Exercise task: Hunt for the word "calientan" across the entries below, copying each line that holds it.

^^^^^^^^

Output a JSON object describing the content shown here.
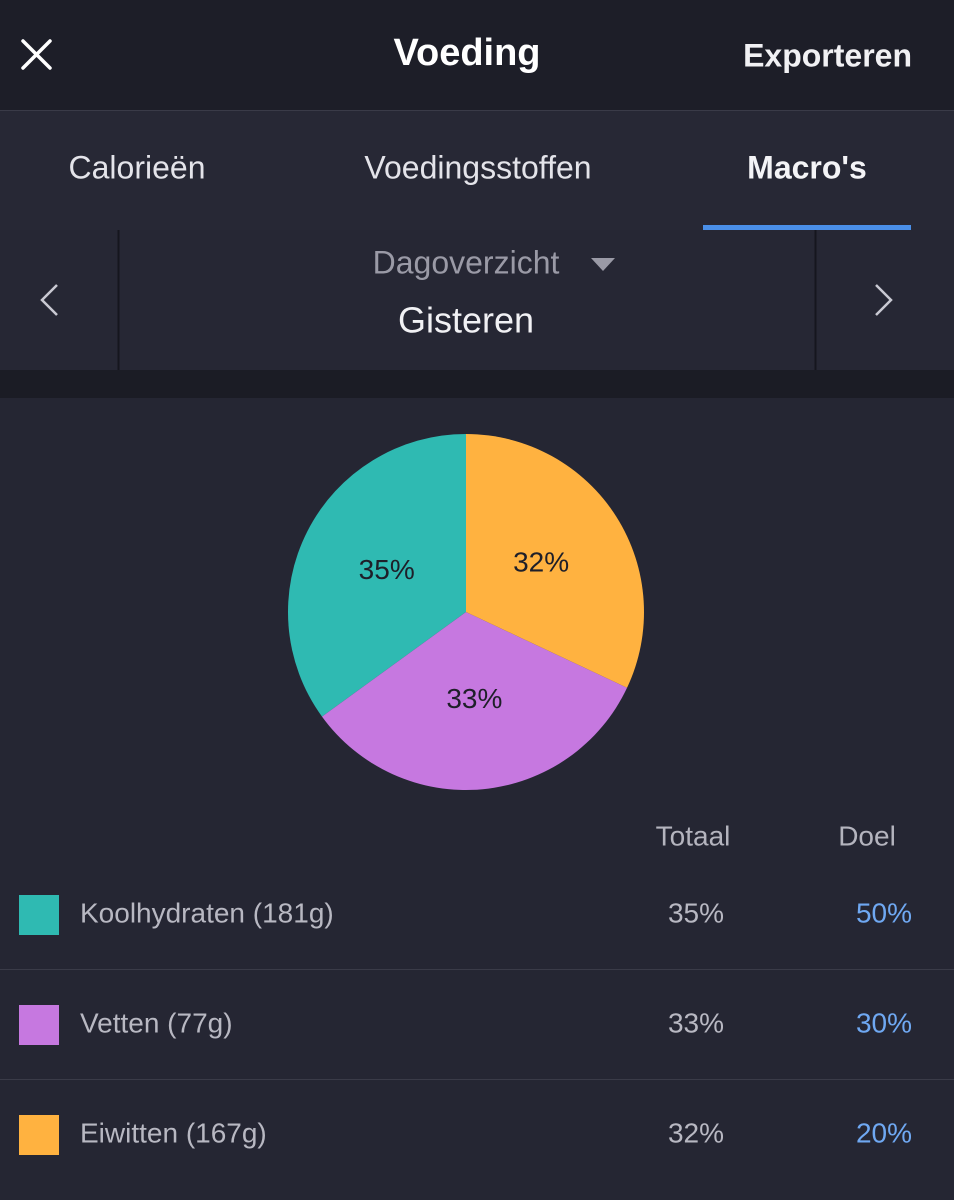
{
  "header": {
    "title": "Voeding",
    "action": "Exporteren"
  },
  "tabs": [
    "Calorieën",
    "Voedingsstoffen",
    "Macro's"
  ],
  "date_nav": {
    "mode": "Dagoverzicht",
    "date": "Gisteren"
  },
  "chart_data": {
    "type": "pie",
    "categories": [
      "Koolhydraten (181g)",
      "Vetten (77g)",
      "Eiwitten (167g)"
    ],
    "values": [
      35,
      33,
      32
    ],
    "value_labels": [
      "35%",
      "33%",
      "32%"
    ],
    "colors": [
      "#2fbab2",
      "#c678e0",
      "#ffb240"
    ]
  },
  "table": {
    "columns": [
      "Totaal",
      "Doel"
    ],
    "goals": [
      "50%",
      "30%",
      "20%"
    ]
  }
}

^^^^^^^^

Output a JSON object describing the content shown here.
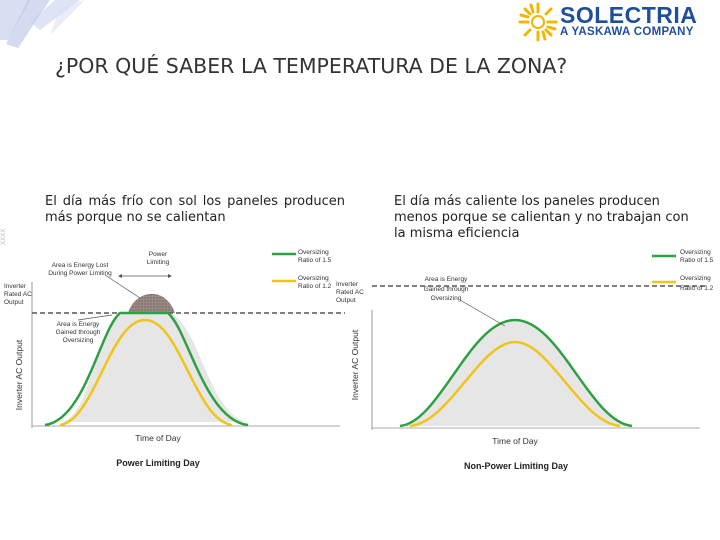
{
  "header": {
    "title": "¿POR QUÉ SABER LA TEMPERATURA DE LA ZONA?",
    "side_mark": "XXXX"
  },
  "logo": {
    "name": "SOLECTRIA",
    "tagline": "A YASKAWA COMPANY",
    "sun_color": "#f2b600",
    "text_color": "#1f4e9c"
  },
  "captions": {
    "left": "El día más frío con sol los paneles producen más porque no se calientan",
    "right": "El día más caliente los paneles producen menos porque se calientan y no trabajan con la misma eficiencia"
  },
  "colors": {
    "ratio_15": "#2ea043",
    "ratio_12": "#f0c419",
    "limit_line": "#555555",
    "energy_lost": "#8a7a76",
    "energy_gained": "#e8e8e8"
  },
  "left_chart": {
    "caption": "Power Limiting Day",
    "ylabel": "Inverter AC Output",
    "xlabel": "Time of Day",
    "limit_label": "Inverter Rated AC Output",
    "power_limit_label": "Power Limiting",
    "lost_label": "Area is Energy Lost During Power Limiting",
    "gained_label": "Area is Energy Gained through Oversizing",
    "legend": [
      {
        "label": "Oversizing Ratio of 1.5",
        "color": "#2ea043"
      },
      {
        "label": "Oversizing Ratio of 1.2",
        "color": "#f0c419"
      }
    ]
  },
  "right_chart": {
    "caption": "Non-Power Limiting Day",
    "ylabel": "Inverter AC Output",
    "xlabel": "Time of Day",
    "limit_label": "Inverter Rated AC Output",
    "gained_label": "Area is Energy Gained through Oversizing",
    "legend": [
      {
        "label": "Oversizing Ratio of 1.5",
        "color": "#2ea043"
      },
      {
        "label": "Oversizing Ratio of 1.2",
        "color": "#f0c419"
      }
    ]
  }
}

^^^^^^^^

Output for this exercise:
    "left": "El día más frío con sol los paneles producen más porque no se calientan",
    "right": "El día más caliente los paneles producen menos porque se calientan y no trabajan con la misma eficiencia"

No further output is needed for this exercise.